- [What you have to do]: Exactly repeat the material, dropping only the pictures.

Records that describe figures
-- Start --
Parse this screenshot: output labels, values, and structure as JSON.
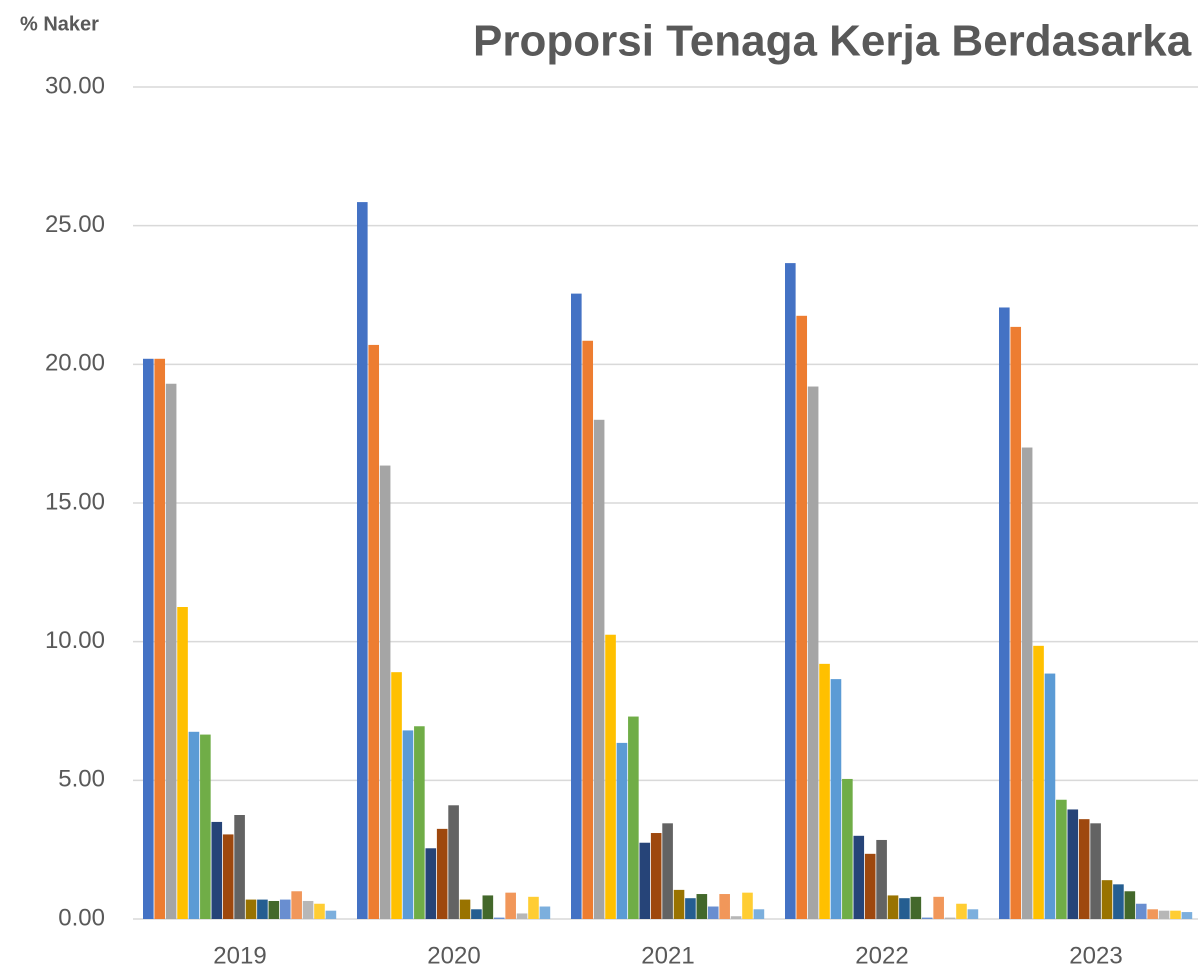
{
  "chart_data": {
    "type": "bar",
    "title": "Proporsi Tenaga Kerja Berdasarka",
    "y_label": "% Naker",
    "categories": [
      "2019",
      "2020",
      "2021",
      "2022",
      "2023"
    ],
    "series": [
      {
        "color": "#4472c4",
        "values": [
          20.2,
          25.85,
          22.55,
          23.65,
          22.05
        ]
      },
      {
        "color": "#ed7d31",
        "values": [
          20.2,
          20.7,
          20.85,
          21.75,
          21.35
        ]
      },
      {
        "color": "#a5a5a5",
        "values": [
          19.3,
          16.35,
          18.0,
          19.2,
          17.0
        ]
      },
      {
        "color": "#ffc000",
        "values": [
          11.25,
          8.9,
          10.25,
          9.2,
          9.85
        ]
      },
      {
        "color": "#5b9bd5",
        "values": [
          6.75,
          6.8,
          6.35,
          8.65,
          8.85
        ]
      },
      {
        "color": "#70ad47",
        "values": [
          6.65,
          6.95,
          7.3,
          5.05,
          4.3
        ]
      },
      {
        "color": "#264478",
        "values": [
          3.5,
          2.55,
          2.75,
          3.0,
          3.95
        ]
      },
      {
        "color": "#9e480e",
        "values": [
          3.05,
          3.25,
          3.1,
          2.35,
          3.6
        ]
      },
      {
        "color": "#636363",
        "values": [
          3.75,
          4.1,
          3.45,
          2.85,
          3.45
        ]
      },
      {
        "color": "#997300",
        "values": [
          0.7,
          0.7,
          1.05,
          0.85,
          1.4
        ]
      },
      {
        "color": "#255e91",
        "values": [
          0.7,
          0.35,
          0.75,
          0.75,
          1.25
        ]
      },
      {
        "color": "#43682b",
        "values": [
          0.65,
          0.85,
          0.9,
          0.8,
          1.0
        ]
      },
      {
        "color": "#698ed0",
        "values": [
          0.7,
          0.05,
          0.45,
          0.05,
          0.55
        ]
      },
      {
        "color": "#f1975a",
        "values": [
          1.0,
          0.95,
          0.9,
          0.8,
          0.35
        ]
      },
      {
        "color": "#b7b7b7",
        "values": [
          0.65,
          0.2,
          0.1,
          0.05,
          0.3
        ]
      },
      {
        "color": "#ffcd33",
        "values": [
          0.55,
          0.8,
          0.95,
          0.55,
          0.3
        ]
      },
      {
        "color": "#7cafdd",
        "values": [
          0.3,
          0.45,
          0.35,
          0.35,
          0.25
        ]
      }
    ],
    "ylim": [
      0,
      30
    ],
    "yticks": [
      {
        "value": 0,
        "label": "0.00"
      },
      {
        "value": 5,
        "label": "5.00"
      },
      {
        "value": 10,
        "label": "10.00"
      },
      {
        "value": 15,
        "label": "15.00"
      },
      {
        "value": 20,
        "label": "20.00"
      },
      {
        "value": 25,
        "label": "25.00"
      },
      {
        "value": 30,
        "label": "30.00"
      }
    ],
    "grid": true
  }
}
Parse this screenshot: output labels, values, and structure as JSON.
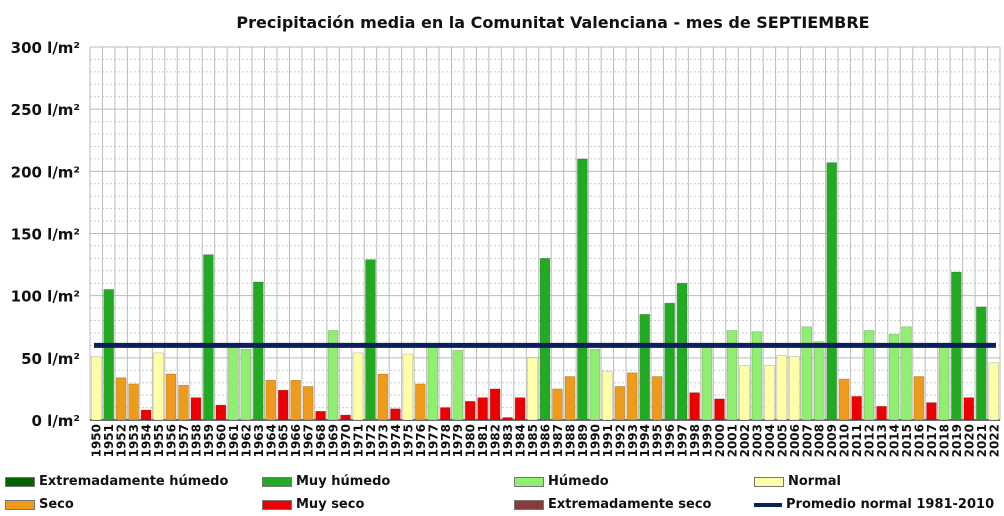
-- End --
- [Full answer]:
Parse this screenshot: output labels, values, and structure as JSON.
{
  "chart_data": {
    "type": "bar",
    "title": "Proporsi Tenaga Kerja Berdasarka",
    "y_label": "% Naker",
    "categories": [
      "2019",
      "2020",
      "2021",
      "2022",
      "2023"
    ],
    "series": [
      {
        "color": "#4472c4",
        "values": [
          20.2,
          25.85,
          22.55,
          23.65,
          22.05
        ]
      },
      {
        "color": "#ed7d31",
        "values": [
          20.2,
          20.7,
          20.85,
          21.75,
          21.35
        ]
      },
      {
        "color": "#a5a5a5",
        "values": [
          19.3,
          16.35,
          18.0,
          19.2,
          17.0
        ]
      },
      {
        "color": "#ffc000",
        "values": [
          11.25,
          8.9,
          10.25,
          9.2,
          9.85
        ]
      },
      {
        "color": "#5b9bd5",
        "values": [
          6.75,
          6.8,
          6.35,
          8.65,
          8.85
        ]
      },
      {
        "color": "#70ad47",
        "values": [
          6.65,
          6.95,
          7.3,
          5.05,
          4.3
        ]
      },
      {
        "color": "#264478",
        "values": [
          3.5,
          2.55,
          2.75,
          3.0,
          3.95
        ]
      },
      {
        "color": "#9e480e",
        "values": [
          3.05,
          3.25,
          3.1,
          2.35,
          3.6
        ]
      },
      {
        "color": "#636363",
        "values": [
          3.75,
          4.1,
          3.45,
          2.85,
          3.45
        ]
      },
      {
        "color": "#997300",
        "values": [
          0.7,
          0.7,
          1.05,
          0.85,
          1.4
        ]
      },
      {
        "color": "#255e91",
        "values": [
          0.7,
          0.35,
          0.75,
          0.75,
          1.25
        ]
      },
      {
        "color": "#43682b",
        "values": [
          0.65,
          0.85,
          0.9,
          0.8,
          1.0
        ]
      },
      {
        "color": "#698ed0",
        "values": [
          0.7,
          0.05,
          0.45,
          0.05,
          0.55
        ]
      },
      {
        "color": "#f1975a",
        "values": [
          1.0,
          0.95,
          0.9,
          0.8,
          0.35
        ]
      },
      {
        "color": "#b7b7b7",
        "values": [
          0.65,
          0.2,
          0.1,
          0.05,
          0.3
        ]
      },
      {
        "color": "#ffcd33",
        "values": [
          0.55,
          0.8,
          0.95,
          0.55,
          0.3
        ]
      },
      {
        "color": "#7cafdd",
        "values": [
          0.3,
          0.45,
          0.35,
          0.35,
          0.25
        ]
      }
    ],
    "ylim": [
      0,
      30
    ],
    "yticks": [
      {
        "value": 0,
        "label": "0.00"
      },
      {
        "value": 5,
        "label": "5.00"
      },
      {
        "value": 10,
        "label": "10.00"
      },
      {
        "value": 15,
        "label": "15.00"
      },
      {
        "value": 20,
        "label": "20.00"
      },
      {
        "value": 25,
        "label": "25.00"
      },
      {
        "value": 30,
        "label": "30.00"
      }
    ],
    "grid": true
  }
}
Parse this screenshot: output labels, values, and structure as JSON.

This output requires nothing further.